── Available records

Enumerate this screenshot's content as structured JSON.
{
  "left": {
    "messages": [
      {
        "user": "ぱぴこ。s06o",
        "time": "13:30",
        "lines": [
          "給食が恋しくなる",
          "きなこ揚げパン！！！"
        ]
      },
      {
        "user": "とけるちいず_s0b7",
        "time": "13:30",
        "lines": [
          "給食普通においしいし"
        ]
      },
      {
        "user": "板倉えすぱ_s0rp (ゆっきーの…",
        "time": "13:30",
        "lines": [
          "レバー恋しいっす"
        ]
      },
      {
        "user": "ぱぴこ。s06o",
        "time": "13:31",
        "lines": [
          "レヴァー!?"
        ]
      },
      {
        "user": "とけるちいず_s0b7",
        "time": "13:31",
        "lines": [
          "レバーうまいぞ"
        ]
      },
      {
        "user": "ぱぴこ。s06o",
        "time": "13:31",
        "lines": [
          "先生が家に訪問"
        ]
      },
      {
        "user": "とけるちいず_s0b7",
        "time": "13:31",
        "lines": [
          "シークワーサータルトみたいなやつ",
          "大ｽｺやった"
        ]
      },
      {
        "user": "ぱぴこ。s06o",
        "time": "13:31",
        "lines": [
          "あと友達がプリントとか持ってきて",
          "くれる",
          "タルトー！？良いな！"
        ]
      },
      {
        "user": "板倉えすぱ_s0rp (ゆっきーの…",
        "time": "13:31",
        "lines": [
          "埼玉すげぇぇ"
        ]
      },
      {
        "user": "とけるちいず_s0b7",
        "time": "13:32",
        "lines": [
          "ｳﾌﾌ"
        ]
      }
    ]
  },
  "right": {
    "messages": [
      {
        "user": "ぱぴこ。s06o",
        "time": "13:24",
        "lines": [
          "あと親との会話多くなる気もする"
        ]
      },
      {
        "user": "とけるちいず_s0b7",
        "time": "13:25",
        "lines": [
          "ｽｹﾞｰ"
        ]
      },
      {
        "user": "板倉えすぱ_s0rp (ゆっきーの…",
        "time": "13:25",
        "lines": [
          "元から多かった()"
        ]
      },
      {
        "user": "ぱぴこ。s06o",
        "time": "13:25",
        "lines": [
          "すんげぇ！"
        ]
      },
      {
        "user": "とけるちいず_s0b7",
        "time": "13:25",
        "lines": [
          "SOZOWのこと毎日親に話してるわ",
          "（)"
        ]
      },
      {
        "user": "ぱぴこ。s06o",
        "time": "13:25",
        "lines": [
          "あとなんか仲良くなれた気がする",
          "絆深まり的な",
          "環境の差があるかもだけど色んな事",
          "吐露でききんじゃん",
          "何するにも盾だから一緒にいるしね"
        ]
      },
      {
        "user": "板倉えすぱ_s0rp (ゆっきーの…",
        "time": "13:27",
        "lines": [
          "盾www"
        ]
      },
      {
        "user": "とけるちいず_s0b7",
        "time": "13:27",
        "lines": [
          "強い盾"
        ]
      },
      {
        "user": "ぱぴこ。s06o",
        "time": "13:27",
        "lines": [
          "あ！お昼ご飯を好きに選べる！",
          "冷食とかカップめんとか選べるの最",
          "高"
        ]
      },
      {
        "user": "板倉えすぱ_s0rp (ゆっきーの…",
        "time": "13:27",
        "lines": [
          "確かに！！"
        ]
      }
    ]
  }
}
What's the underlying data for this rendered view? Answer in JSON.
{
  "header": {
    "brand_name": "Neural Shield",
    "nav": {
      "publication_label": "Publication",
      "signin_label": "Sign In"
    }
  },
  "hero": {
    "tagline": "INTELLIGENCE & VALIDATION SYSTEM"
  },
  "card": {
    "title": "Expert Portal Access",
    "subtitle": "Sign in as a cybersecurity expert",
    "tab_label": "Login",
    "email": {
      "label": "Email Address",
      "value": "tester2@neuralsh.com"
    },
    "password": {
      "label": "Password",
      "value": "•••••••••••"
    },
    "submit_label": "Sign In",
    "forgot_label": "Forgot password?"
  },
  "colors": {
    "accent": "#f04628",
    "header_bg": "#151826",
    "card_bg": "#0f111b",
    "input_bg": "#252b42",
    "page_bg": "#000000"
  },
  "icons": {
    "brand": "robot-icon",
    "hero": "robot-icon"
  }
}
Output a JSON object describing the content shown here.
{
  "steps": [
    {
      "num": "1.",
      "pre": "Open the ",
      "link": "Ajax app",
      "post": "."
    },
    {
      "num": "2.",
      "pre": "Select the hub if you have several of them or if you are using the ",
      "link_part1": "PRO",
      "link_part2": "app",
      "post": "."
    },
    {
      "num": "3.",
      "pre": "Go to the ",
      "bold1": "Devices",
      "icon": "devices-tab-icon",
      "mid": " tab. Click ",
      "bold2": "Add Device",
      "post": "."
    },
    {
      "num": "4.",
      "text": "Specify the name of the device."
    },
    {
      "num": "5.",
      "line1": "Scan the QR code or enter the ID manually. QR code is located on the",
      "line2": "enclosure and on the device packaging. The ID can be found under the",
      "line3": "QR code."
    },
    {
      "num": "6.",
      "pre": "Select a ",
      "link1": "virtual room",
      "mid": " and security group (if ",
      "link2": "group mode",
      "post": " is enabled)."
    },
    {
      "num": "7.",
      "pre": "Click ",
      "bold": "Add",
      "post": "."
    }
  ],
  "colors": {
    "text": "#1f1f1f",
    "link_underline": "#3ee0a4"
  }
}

────

- _What you need to do_
Reproduce the material precisely, including every line.

- _Answer to this task_
Enumerate this screenshot's content as structured JSON.
{
  "left": {
    "messages": [
      {
        "user": "ぱぴこ。s06o",
        "time": "13:30",
        "lines": [
          "給食が恋しくなる",
          "きなこ揚げパン！！！"
        ]
      },
      {
        "user": "とけるちいず_s0b7",
        "time": "13:30",
        "lines": [
          "給食普通においしいし"
        ]
      },
      {
        "user": "板倉えすぱ_s0rp (ゆっきーの…",
        "time": "13:30",
        "lines": [
          "レバー恋しいっす"
        ]
      },
      {
        "user": "ぱぴこ。s06o",
        "time": "13:31",
        "lines": [
          "レヴァー!?"
        ]
      },
      {
        "user": "とけるちいず_s0b7",
        "time": "13:31",
        "lines": [
          "レバーうまいぞ"
        ]
      },
      {
        "user": "ぱぴこ。s06o",
        "time": "13:31",
        "lines": [
          "先生が家に訪問"
        ]
      },
      {
        "user": "とけるちいず_s0b7",
        "time": "13:31",
        "lines": [
          "シークワーサータルトみたいなやつ",
          "大ｽｺやった"
        ]
      },
      {
        "user": "ぱぴこ。s06o",
        "time": "13:31",
        "lines": [
          "あと友達がプリントとか持ってきて",
          "くれる",
          "タルトー！？良いな！"
        ]
      },
      {
        "user": "板倉えすぱ_s0rp (ゆっきーの…",
        "time": "13:31",
        "lines": [
          "埼玉すげぇぇ"
        ]
      },
      {
        "user": "とけるちいず_s0b7",
        "time": "13:32",
        "lines": [
          "ｳﾌﾌ"
        ]
      }
    ]
  },
  "right": {
    "messages": [
      {
        "user": "ぱぴこ。s06o",
        "time": "13:24",
        "lines": [
          "あと親との会話多くなる気もする"
        ]
      },
      {
        "user": "とけるちいず_s0b7",
        "time": "13:25",
        "lines": [
          "ｽｹﾞｰ"
        ]
      },
      {
        "user": "板倉えすぱ_s0rp (ゆっきーの…",
        "time": "13:25",
        "lines": [
          "元から多かった()"
        ]
      },
      {
        "user": "ぱぴこ。s06o",
        "time": "13:25",
        "lines": [
          "すんげぇ！"
        ]
      },
      {
        "user": "とけるちいず_s0b7",
        "time": "13:25",
        "lines": [
          "SOZOWのこと毎日親に話してるわ",
          "（)"
        ]
      },
      {
        "user": "ぱぴこ。s06o",
        "time": "13:25",
        "lines": [
          "あとなんか仲良くなれた気がする",
          "絆深まり的な",
          "環境の差があるかもだけど色んな事",
          "吐露でききんじゃん",
          "何するにも盾だから一緒にいるしね"
        ]
      },
      {
        "user": "板倉えすぱ_s0rp (ゆっきーの…",
        "time": "13:27",
        "lines": [
          "盾www"
        ]
      },
      {
        "user": "とけるちいず_s0b7",
        "time": "13:27",
        "lines": [
          "強い盾"
        ]
      },
      {
        "user": "ぱぴこ。s06o",
        "time": "13:27",
        "lines": [
          "あ！お昼ご飯を好きに選べる！",
          "冷食とかカップめんとか選べるの最",
          "高"
        ]
      },
      {
        "user": "板倉えすぱ_s0rp (ゆっきーの…",
        "time": "13:27",
        "lines": [
          "確かに！！"
        ]
      }
    ]
  }
}
What's the underlying data for this rendered view? Answer in JSON.
{
  "header": {
    "brand_name": "Neural Shield",
    "nav": {
      "publication_label": "Publication",
      "signin_label": "Sign In"
    }
  },
  "hero": {
    "tagline": "INTELLIGENCE & VALIDATION SYSTEM"
  },
  "card": {
    "title": "Expert Portal Access",
    "subtitle": "Sign in as a cybersecurity expert",
    "tab_label": "Login",
    "email": {
      "label": "Email Address",
      "value": "tester2@neuralsh.com"
    },
    "password": {
      "label": "Password",
      "value": "•••••••••••"
    },
    "submit_label": "Sign In",
    "forgot_label": "Forgot password?"
  },
  "colors": {
    "accent": "#f04628",
    "header_bg": "#151826",
    "card_bg": "#0f111b",
    "input_bg": "#252b42",
    "page_bg": "#000000"
  },
  "icons": {
    "brand": "robot-icon",
    "hero": "robot-icon"
  }
}
Output a JSON object describing the content shown here.
{
  "steps": [
    {
      "num": "1.",
      "pre": "Open the ",
      "link": "Ajax app",
      "post": "."
    },
    {
      "num": "2.",
      "pre": "Select the hub if you have several of them or if you are using the ",
      "link_part1": "PRO",
      "link_part2": "app",
      "post": "."
    },
    {
      "num": "3.",
      "pre": "Go to the ",
      "bold1": "Devices",
      "icon": "devices-tab-icon",
      "mid": " tab. Click ",
      "bold2": "Add Device",
      "post": "."
    },
    {
      "num": "4.",
      "text": "Specify the name of the device."
    },
    {
      "num": "5.",
      "line1": "Scan the QR code or enter the ID manually. QR code is located on the",
      "line2": "enclosure and on the device packaging. The ID can be found under the",
      "line3": "QR code."
    },
    {
      "num": "6.",
      "pre": "Select a ",
      "link1": "virtual room",
      "mid": " and security group (if ",
      "link2": "group mode",
      "post": " is enabled)."
    },
    {
      "num": "7.",
      "pre": "Click ",
      "bold": "Add",
      "post": "."
    }
  ],
  "colors": {
    "text": "#1f1f1f",
    "link_underline": "#3ee0a4"
  }
}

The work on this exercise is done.